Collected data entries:
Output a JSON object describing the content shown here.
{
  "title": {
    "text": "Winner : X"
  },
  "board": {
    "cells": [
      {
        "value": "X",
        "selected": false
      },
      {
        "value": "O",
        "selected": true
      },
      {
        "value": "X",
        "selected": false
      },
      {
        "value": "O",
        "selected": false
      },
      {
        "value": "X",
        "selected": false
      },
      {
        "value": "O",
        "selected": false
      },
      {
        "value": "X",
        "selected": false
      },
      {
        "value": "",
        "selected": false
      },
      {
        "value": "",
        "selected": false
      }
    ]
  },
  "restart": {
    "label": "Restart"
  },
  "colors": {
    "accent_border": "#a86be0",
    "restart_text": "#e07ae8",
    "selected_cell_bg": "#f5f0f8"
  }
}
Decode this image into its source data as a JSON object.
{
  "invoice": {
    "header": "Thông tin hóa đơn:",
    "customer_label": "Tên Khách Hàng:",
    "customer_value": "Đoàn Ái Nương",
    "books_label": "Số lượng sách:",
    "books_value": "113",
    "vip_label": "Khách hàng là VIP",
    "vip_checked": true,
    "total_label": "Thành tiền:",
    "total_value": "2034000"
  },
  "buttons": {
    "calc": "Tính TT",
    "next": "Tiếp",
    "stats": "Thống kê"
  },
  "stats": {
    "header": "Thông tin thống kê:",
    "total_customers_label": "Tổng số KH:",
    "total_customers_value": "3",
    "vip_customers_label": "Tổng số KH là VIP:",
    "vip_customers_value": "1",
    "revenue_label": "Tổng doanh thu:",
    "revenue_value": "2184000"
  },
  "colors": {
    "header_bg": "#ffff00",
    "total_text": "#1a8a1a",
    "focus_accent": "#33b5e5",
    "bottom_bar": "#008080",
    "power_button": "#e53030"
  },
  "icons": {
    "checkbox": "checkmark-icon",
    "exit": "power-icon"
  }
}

#### Given task:
Every line of the records that includes the word "object" should be gathered.

#### Answer below:
Output a JSON object describing the content shown here.
Decode this image into its source data as a JSON object.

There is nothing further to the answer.